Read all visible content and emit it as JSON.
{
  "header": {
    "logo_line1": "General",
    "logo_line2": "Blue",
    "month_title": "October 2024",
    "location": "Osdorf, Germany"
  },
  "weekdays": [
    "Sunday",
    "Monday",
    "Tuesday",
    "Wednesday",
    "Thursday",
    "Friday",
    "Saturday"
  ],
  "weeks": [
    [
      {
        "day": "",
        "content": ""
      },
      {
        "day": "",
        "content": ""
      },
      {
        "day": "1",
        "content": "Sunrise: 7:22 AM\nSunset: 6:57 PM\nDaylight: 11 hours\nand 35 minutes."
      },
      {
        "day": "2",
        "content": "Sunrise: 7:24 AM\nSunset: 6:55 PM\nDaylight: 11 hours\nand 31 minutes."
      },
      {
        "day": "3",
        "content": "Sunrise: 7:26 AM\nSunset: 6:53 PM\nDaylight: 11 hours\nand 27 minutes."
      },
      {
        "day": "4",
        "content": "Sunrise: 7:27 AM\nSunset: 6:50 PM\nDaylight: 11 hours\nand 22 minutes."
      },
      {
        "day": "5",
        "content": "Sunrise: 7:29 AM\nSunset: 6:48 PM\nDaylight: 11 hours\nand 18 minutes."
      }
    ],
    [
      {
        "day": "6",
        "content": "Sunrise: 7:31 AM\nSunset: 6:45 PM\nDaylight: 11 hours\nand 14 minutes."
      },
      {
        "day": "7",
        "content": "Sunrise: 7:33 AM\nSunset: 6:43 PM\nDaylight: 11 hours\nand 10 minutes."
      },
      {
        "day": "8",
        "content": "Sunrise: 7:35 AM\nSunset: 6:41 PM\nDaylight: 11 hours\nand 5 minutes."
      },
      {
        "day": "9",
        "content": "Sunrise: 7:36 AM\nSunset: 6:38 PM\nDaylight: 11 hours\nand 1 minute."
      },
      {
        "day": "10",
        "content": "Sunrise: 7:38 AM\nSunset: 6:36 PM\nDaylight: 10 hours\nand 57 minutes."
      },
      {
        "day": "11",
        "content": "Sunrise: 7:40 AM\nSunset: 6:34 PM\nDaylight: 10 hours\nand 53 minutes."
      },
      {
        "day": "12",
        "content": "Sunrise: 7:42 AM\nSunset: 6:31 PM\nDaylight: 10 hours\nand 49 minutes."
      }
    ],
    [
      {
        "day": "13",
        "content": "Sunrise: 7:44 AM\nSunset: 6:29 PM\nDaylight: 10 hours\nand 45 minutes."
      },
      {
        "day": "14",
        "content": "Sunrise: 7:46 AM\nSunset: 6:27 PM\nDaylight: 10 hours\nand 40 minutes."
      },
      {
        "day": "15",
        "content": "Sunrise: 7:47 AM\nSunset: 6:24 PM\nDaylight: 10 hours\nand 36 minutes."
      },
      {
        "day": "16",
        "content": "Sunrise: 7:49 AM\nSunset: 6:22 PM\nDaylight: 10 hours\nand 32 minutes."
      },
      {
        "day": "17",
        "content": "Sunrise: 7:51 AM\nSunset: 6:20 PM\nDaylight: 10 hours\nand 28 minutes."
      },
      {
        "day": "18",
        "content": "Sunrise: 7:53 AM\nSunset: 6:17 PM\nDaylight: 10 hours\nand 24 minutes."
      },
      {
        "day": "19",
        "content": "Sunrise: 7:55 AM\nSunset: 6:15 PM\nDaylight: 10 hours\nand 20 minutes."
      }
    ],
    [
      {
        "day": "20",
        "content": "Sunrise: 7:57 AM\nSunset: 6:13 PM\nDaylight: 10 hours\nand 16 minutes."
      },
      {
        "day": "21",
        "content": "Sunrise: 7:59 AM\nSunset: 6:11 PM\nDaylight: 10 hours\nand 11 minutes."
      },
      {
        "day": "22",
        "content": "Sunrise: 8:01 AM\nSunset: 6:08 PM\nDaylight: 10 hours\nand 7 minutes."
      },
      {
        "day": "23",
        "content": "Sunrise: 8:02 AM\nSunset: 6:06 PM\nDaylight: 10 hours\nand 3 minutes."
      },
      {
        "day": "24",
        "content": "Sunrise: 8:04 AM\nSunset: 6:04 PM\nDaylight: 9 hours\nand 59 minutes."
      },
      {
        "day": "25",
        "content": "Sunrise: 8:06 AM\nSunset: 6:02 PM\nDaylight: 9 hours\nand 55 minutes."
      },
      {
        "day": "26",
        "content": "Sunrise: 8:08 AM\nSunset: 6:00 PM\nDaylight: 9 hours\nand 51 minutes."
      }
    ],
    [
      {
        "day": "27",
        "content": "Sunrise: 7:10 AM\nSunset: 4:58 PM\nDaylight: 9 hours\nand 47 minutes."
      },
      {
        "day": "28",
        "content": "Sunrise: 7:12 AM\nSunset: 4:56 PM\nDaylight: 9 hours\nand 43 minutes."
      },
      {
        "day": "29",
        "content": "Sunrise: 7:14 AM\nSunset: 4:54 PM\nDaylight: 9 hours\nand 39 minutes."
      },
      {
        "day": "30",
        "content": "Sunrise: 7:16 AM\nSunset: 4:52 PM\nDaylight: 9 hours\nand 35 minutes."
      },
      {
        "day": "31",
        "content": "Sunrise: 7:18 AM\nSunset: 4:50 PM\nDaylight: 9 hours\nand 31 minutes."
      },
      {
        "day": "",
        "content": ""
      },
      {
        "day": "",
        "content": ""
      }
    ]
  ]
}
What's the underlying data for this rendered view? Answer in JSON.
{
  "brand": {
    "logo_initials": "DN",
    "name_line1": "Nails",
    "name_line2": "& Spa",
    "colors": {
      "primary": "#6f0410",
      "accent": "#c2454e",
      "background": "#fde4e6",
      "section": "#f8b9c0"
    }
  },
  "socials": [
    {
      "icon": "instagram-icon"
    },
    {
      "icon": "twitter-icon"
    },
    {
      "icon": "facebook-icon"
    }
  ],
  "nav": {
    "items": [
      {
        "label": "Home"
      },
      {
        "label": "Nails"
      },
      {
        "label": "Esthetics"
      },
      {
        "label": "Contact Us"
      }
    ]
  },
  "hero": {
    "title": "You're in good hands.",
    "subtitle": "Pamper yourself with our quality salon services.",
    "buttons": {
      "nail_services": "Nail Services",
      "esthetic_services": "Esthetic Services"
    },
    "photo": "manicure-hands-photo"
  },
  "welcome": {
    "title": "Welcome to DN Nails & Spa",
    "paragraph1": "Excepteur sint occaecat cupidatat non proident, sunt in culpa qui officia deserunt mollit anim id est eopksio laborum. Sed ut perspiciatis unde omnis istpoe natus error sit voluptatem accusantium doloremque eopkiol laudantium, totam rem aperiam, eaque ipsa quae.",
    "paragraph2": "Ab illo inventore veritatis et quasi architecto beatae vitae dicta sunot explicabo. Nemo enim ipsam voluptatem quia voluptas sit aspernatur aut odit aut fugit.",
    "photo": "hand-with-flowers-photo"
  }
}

> WHAT IS REQUIRED: Search the data for the string "photo". List each line that has it.

> TASK SOLUTION:
    "photo": "manicure-hands-photo"
    "photo": "hand-with-flowers-photo"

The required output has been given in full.